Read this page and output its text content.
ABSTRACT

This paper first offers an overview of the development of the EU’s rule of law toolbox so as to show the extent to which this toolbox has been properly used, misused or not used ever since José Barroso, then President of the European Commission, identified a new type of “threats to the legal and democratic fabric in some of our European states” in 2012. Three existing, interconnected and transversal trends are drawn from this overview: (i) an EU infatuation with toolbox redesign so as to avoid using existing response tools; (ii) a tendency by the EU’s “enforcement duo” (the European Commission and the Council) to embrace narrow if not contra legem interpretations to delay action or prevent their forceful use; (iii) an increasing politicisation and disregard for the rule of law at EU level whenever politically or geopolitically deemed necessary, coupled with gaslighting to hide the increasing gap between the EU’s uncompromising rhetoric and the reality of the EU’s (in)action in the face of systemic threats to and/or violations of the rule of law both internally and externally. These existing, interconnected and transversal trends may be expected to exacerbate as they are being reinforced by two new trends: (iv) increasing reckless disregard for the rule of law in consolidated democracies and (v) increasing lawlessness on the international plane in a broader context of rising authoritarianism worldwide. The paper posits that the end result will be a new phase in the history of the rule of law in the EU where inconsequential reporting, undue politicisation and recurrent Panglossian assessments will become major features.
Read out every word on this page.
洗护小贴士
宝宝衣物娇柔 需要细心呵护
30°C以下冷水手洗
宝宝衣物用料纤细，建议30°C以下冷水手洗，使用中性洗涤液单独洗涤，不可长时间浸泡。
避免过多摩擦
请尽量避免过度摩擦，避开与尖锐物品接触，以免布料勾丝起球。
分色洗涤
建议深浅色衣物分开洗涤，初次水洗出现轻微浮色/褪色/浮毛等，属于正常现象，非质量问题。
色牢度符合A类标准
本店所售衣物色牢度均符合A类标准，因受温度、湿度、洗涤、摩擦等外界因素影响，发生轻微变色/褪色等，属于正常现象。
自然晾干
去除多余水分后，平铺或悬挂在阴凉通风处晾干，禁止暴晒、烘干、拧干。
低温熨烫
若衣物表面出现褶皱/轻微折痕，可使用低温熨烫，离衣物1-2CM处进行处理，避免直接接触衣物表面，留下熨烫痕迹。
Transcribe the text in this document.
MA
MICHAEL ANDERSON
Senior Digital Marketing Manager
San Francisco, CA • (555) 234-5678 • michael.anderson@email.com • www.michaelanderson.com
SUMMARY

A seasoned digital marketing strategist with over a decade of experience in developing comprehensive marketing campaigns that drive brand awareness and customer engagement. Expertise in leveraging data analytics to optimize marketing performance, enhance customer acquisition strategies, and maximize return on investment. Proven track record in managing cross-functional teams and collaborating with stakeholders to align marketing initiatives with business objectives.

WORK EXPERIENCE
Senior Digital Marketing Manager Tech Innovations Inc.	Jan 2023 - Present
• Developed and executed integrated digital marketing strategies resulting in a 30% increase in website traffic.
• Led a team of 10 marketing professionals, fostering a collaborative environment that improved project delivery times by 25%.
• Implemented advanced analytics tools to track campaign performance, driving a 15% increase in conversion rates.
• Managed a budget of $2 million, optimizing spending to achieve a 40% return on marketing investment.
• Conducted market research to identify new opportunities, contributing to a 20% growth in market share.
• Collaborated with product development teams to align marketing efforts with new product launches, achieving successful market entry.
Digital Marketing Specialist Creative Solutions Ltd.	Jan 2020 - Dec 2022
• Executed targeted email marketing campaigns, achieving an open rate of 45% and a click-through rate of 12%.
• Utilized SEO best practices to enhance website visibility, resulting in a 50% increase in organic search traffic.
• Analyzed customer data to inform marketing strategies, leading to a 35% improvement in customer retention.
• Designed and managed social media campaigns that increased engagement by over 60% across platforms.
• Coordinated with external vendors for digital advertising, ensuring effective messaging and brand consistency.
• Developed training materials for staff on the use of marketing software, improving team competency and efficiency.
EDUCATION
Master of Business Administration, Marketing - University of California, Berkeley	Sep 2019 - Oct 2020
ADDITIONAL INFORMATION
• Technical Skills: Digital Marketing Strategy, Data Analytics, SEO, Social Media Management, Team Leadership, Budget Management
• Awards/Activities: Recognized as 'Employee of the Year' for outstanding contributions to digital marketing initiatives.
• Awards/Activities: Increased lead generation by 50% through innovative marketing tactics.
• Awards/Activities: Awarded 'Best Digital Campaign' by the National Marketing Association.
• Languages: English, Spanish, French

Aim of the task » Write out all the data again, exactly as it appears.

Full answer »
Read this page and output its text content.
ABSTRACT

This paper first offers an overview of the development of the EU’s rule of law toolbox so as to show the extent to which this toolbox has been properly used, misused or not used ever since José Barroso, then President of the European Commission, identified a new type of “threats to the legal and democratic fabric in some of our European states” in 2012. Three existing, interconnected and transversal trends are drawn from this overview: (i) an EU infatuation with toolbox redesign so as to avoid using existing response tools; (ii) a tendency by the EU’s “enforcement duo” (the European Commission and the Council) to embrace narrow if not contra legem interpretations to delay action or prevent their forceful use; (iii) an increasing politicisation and disregard for the rule of law at EU level whenever politically or geopolitically deemed necessary, coupled with gaslighting to hide the increasing gap between the EU’s uncompromising rhetoric and the reality of the EU’s (in)action in the face of systemic threats to and/or violations of the rule of law both internally and externally. These existing, interconnected and transversal trends may be expected to exacerbate as they are being reinforced by two new trends: (iv) increasing reckless disregard for the rule of law in consolidated democracies and (v) increasing lawlessness on the international plane in a broader context of rising authoritarianism worldwide. The paper posits that the end result will be a new phase in the history of the rule of law in the EU where inconsequential reporting, undue politicisation and recurrent Panglossian assessments will become major features.
Read out every word on this page.
洗护小贴士
宝宝衣物娇柔 需要细心呵护
30°C以下冷水手洗
宝宝衣物用料纤细，建议30°C以下冷水手洗，使用中性洗涤液单独洗涤，不可长时间浸泡。
避免过多摩擦
请尽量避免过度摩擦，避开与尖锐物品接触，以免布料勾丝起球。
分色洗涤
建议深浅色衣物分开洗涤，初次水洗出现轻微浮色/褪色/浮毛等，属于正常现象，非质量问题。
色牢度符合A类标准
本店所售衣物色牢度均符合A类标准，因受温度、湿度、洗涤、摩擦等外界因素影响，发生轻微变色/褪色等，属于正常现象。
自然晾干
去除多余水分后，平铺或悬挂在阴凉通风处晾干，禁止暴晒、烘干、拧干。
低温熨烫
若衣物表面出现褶皱/轻微折痕，可使用低温熨烫，离衣物1-2CM处进行处理，避免直接接触衣物表面，留下熨烫痕迹。
Transcribe the text in this document.
MA
MICHAEL ANDERSON
Senior Digital Marketing Manager
San Francisco, CA • (555) 234-5678 • michael.anderson@email.com • www.michaelanderson.com
SUMMARY

A seasoned digital marketing strategist with over a decade of experience in developing comprehensive marketing campaigns that drive brand awareness and customer engagement. Expertise in leveraging data analytics to optimize marketing performance, enhance customer acquisition strategies, and maximize return on investment. Proven track record in managing cross-functional teams and collaborating with stakeholders to align marketing initiatives with business objectives.

WORK EXPERIENCE
Senior Digital Marketing Manager Tech Innovations Inc.	Jan 2023 - Present
• Developed and executed integrated digital marketing strategies resulting in a 30% increase in website traffic.
• Led a team of 10 marketing professionals, fostering a collaborative environment that improved project delivery times by 25%.
• Implemented advanced analytics tools to track campaign performance, driving a 15% increase in conversion rates.
• Managed a budget of $2 million, optimizing spending to achieve a 40% return on marketing investment.
• Conducted market research to identify new opportunities, contributing to a 20% growth in market share.
• Collaborated with product development teams to align marketing efforts with new product launches, achieving successful market entry.
Digital Marketing Specialist Creative Solutions Ltd.	Jan 2020 - Dec 2022
• Executed targeted email marketing campaigns, achieving an open rate of 45% and a click-through rate of 12%.
• Utilized SEO best practices to enhance website visibility, resulting in a 50% increase in organic search traffic.
• Analyzed customer data to inform marketing strategies, leading to a 35% improvement in customer retention.
• Designed and managed social media campaigns that increased engagement by over 60% across platforms.
• Coordinated with external vendors for digital advertising, ensuring effective messaging and brand consistency.
• Developed training materials for staff on the use of marketing software, improving team competency and efficiency.
EDUCATION
Master of Business Administration, Marketing - University of California, Berkeley	Sep 2019 - Oct 2020
ADDITIONAL INFORMATION
• Technical Skills: Digital Marketing Strategy, Data Analytics, SEO, Social Media Management, Team Leadership, Budget Management
• Awards/Activities: Recognized as 'Employee of the Year' for outstanding contributions to digital marketing initiatives.
• Awards/Activities: Increased lead generation by 50% through innovative marketing tactics.
• Awards/Activities: Awarded 'Best Digital Campaign' by the National Marketing Association.
• Languages: English, Spanish, French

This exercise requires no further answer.